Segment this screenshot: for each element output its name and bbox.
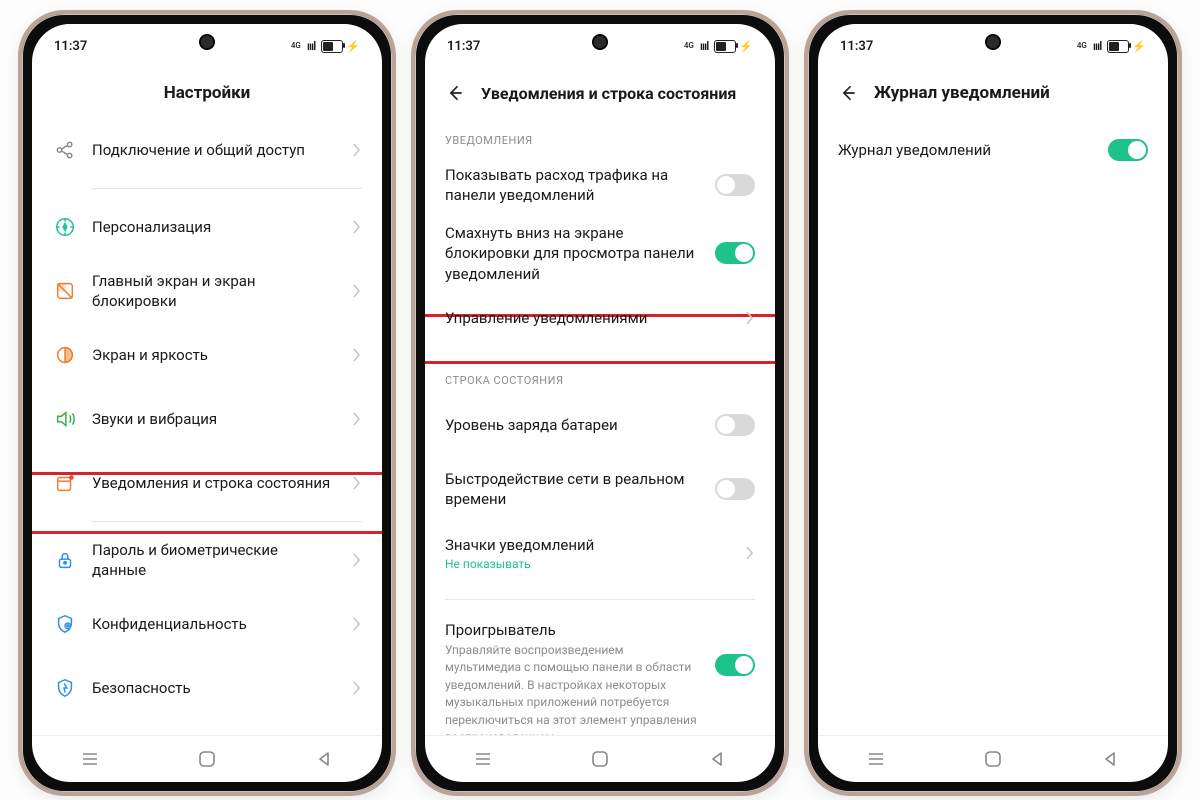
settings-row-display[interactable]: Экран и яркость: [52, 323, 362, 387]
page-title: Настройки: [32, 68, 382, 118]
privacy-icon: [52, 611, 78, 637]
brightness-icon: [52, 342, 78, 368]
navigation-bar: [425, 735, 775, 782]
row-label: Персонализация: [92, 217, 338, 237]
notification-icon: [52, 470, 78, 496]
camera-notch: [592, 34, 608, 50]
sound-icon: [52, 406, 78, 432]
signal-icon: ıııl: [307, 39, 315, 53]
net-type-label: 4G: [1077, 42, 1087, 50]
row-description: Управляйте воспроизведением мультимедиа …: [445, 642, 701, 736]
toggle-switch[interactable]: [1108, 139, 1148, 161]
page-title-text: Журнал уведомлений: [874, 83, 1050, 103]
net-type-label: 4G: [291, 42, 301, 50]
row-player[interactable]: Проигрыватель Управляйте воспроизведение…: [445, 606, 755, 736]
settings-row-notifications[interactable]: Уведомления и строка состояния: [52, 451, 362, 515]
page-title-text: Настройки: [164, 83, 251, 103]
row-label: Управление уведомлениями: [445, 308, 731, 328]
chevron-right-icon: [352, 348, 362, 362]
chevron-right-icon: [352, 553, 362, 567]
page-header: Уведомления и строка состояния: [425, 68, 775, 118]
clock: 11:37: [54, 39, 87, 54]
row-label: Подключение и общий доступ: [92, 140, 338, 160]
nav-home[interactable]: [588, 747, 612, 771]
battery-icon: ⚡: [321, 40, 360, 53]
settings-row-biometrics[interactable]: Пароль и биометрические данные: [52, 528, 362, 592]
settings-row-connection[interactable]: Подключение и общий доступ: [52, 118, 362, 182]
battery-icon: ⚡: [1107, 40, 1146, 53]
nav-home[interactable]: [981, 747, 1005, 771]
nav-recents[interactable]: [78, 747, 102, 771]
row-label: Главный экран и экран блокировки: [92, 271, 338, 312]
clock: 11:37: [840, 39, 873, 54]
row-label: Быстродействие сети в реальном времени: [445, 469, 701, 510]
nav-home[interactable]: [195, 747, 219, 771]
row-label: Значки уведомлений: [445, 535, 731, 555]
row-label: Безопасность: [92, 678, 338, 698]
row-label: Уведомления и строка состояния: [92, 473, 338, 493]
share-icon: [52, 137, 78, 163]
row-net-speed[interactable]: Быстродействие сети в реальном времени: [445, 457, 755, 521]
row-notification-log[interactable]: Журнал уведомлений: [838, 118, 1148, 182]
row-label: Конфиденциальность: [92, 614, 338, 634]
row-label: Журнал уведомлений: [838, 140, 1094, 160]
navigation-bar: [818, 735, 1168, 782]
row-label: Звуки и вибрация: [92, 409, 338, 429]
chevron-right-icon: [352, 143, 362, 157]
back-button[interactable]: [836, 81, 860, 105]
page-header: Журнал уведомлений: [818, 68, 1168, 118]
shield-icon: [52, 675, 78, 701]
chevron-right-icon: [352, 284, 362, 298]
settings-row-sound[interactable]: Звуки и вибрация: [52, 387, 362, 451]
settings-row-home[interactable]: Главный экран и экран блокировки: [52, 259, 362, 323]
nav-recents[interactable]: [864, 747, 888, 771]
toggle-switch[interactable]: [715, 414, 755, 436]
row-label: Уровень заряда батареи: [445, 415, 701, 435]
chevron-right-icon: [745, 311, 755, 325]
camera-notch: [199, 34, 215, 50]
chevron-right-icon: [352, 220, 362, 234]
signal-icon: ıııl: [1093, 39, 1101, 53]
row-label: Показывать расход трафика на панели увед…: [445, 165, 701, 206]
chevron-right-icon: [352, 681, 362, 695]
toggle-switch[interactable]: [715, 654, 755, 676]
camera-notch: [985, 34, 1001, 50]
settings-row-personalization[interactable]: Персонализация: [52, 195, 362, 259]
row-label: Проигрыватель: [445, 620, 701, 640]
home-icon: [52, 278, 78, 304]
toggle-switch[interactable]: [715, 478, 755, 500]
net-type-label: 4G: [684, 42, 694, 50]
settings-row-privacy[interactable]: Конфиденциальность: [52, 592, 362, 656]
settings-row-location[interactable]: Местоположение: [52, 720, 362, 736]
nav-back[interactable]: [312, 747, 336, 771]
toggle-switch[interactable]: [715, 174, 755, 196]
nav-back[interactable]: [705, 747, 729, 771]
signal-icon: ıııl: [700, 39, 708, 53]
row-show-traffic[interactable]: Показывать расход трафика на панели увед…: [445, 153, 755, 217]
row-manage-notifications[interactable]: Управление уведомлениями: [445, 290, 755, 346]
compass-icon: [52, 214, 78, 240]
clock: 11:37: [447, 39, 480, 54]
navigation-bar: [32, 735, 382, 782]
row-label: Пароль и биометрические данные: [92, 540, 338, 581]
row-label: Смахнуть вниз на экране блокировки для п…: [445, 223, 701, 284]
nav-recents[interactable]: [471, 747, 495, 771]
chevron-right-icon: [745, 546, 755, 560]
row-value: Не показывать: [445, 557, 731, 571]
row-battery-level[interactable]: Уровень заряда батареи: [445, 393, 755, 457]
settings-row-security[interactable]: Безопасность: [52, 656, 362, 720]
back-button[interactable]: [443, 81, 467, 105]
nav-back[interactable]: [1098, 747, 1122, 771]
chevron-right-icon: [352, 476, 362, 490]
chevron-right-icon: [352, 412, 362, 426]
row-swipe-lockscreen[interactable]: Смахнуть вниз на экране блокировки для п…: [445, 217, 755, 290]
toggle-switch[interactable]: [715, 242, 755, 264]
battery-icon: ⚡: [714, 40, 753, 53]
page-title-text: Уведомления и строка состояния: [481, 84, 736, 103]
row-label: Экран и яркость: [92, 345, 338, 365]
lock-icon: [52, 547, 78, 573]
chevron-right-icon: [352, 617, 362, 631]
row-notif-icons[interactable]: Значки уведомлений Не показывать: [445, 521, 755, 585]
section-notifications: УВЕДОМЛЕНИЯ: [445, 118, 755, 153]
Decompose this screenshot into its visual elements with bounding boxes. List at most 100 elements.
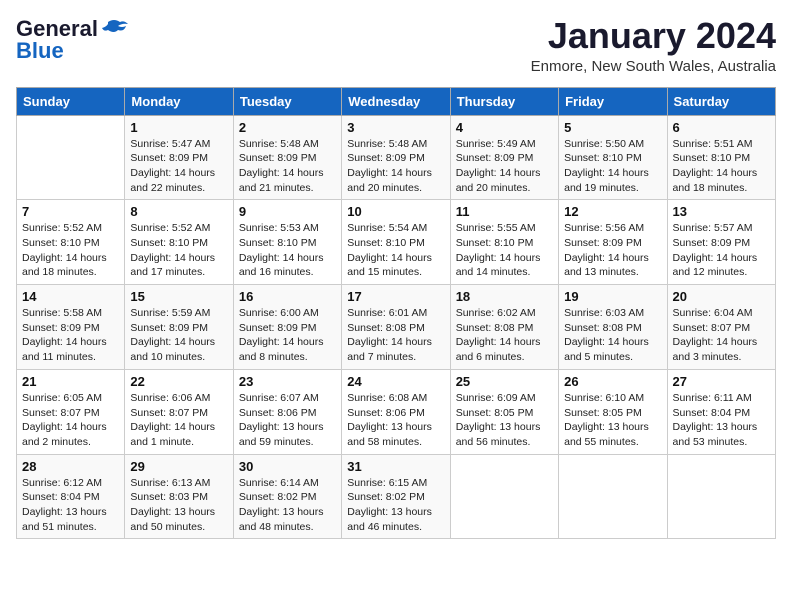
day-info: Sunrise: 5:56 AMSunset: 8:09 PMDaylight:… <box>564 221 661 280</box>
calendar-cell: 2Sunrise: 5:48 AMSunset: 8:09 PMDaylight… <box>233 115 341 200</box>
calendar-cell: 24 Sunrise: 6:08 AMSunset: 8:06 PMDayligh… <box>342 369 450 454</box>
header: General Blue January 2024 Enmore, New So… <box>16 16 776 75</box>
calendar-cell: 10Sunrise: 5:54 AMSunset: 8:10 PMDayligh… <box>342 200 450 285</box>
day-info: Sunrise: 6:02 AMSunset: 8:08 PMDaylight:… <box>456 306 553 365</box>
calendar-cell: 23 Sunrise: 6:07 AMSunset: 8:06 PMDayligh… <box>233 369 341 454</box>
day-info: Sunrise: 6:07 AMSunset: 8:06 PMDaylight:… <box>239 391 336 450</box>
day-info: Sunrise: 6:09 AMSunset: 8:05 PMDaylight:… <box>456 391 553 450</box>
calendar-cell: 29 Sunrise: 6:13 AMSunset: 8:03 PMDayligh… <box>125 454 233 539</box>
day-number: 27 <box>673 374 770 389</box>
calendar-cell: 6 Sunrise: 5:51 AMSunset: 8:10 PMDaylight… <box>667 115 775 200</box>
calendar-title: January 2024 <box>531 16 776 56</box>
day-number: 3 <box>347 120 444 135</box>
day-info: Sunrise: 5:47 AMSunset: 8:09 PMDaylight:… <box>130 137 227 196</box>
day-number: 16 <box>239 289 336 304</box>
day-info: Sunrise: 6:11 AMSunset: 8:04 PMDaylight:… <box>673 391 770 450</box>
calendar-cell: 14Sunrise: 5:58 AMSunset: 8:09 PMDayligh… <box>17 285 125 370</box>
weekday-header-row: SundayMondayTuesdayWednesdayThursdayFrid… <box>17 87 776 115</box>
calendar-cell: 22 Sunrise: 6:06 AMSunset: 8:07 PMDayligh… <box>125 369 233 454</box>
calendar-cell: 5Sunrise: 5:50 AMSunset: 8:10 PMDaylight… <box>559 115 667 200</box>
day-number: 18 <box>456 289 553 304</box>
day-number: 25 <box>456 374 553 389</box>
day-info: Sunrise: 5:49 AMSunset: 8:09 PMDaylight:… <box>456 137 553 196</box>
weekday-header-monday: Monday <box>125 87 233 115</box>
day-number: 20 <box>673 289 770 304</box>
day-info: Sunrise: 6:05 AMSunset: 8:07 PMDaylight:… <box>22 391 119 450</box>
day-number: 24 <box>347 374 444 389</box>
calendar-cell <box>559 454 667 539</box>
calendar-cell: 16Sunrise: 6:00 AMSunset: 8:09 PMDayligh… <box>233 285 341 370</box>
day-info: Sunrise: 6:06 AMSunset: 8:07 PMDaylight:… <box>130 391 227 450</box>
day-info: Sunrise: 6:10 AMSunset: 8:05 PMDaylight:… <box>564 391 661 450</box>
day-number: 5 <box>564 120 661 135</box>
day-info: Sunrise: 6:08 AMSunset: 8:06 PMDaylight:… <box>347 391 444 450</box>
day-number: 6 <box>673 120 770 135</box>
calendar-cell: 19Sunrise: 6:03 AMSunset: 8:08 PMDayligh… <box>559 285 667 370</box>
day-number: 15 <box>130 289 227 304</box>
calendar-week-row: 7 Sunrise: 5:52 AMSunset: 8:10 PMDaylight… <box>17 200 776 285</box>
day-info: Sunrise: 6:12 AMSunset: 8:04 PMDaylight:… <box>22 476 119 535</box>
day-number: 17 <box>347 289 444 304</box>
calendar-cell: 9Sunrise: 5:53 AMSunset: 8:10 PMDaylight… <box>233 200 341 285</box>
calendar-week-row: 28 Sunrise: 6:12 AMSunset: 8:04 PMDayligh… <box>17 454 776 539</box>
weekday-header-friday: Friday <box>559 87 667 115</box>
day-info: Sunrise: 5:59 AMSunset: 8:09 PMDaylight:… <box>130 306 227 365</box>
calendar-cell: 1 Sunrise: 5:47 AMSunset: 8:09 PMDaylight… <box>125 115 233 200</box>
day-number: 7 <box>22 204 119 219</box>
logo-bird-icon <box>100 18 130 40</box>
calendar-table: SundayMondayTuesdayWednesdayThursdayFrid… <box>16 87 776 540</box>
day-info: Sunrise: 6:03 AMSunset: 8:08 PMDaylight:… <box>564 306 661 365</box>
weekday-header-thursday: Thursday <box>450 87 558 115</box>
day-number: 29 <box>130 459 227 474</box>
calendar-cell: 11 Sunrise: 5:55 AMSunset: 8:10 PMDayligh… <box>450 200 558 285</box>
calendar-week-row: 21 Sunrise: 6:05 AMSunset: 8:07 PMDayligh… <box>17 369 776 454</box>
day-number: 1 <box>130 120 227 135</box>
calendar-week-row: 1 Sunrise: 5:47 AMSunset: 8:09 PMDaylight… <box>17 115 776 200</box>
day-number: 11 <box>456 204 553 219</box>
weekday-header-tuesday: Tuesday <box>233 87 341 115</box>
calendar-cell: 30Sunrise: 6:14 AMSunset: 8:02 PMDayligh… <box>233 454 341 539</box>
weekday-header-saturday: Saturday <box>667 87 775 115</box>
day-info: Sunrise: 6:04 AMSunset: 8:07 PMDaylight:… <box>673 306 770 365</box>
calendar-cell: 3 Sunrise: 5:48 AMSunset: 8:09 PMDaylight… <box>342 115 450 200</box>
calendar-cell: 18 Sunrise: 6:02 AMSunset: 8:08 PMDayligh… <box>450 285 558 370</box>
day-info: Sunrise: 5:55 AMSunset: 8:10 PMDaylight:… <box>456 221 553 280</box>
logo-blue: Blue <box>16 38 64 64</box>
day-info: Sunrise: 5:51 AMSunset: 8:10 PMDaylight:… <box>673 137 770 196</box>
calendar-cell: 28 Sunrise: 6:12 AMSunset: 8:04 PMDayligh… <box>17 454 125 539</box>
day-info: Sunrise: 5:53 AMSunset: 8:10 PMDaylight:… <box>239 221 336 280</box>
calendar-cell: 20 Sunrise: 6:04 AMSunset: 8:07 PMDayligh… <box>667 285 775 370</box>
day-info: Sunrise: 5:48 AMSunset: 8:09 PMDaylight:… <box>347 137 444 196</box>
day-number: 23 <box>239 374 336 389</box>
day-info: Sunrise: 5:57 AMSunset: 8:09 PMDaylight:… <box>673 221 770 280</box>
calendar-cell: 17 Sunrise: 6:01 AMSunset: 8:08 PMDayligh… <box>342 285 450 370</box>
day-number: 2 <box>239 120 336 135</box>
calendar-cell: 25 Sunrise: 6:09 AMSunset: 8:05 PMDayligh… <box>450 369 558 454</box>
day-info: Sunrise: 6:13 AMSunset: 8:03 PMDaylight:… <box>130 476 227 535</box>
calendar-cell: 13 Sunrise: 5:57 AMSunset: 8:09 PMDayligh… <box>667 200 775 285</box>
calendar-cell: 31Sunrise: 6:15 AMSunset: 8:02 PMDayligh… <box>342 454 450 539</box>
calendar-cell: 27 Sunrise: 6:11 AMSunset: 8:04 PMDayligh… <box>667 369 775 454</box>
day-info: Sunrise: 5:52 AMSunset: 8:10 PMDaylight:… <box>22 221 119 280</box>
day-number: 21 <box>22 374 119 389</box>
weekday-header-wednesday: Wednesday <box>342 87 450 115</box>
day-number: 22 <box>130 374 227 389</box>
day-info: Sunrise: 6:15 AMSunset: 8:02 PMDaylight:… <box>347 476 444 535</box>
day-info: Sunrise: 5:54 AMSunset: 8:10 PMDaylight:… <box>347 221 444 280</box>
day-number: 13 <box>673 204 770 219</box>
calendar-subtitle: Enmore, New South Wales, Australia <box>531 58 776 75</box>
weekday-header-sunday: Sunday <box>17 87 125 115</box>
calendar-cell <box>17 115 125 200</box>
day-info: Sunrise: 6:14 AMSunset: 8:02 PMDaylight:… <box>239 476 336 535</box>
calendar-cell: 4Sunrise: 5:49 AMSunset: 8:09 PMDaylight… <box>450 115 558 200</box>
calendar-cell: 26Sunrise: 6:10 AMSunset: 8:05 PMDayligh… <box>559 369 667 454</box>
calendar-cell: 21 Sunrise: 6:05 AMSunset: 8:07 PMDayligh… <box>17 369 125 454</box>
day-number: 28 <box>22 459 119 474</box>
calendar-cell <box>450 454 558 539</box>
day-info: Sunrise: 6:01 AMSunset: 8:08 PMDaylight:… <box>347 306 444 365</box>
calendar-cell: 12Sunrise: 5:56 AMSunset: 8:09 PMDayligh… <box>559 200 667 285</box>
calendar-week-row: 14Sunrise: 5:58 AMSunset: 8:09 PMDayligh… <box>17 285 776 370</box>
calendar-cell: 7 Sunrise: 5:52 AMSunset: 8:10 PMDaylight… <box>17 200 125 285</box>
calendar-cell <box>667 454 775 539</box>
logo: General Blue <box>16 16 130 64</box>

------------

### AIM OF THE TASK
Copy out the lines unchanged, from the line with "day-info: Sunrise: 5:56" to the line with "87 776 115</box>", including both of those lines.

### WRITTEN REPLY
day-info: Sunrise: 5:56 AMSunset: 8:09 PMDaylight:… <box>564 221 661 280</box>
calendar-cell: 2Sunrise: 5:48 AMSunset: 8:09 PMDaylight… <box>233 115 341 200</box>
calendar-cell: 24 Sunrise: 6:08 AMSunset: 8:06 PMDayligh… <box>342 369 450 454</box>
header: General Blue January 2024 Enmore, New So… <box>16 16 776 75</box>
calendar-cell: 10Sunrise: 5:54 AMSunset: 8:10 PMDayligh… <box>342 200 450 285</box>
day-info: Sunrise: 6:02 AMSunset: 8:08 PMDaylight:… <box>456 306 553 365</box>
calendar-cell: 23 Sunrise: 6:07 AMSunset: 8:06 PMDayligh… <box>233 369 341 454</box>
day-info: Sunrise: 6:07 AMSunset: 8:06 PMDaylight:… <box>239 391 336 450</box>
day-info: Sunrise: 6:09 AMSunset: 8:05 PMDaylight:… <box>456 391 553 450</box>
calendar-cell: 29 Sunrise: 6:13 AMSunset: 8:03 PMDayligh… <box>125 454 233 539</box>
day-number: 27 <box>673 374 770 389</box>
calendar-cell: 6 Sunrise: 5:51 AMSunset: 8:10 PMDaylight… <box>667 115 775 200</box>
calendar-title: January 2024 <box>531 16 776 56</box>
day-number: 3 <box>347 120 444 135</box>
day-info: Sunrise: 5:47 AMSunset: 8:09 PMDaylight:… <box>130 137 227 196</box>
day-number: 16 <box>239 289 336 304</box>
day-info: Sunrise: 6:11 AMSunset: 8:04 PMDaylight:… <box>673 391 770 450</box>
calendar-cell: 14Sunrise: 5:58 AMSunset: 8:09 PMDayligh… <box>17 285 125 370</box>
weekday-header-row: SundayMondayTuesdayWednesdayThursdayFrid… <box>17 87 776 115</box>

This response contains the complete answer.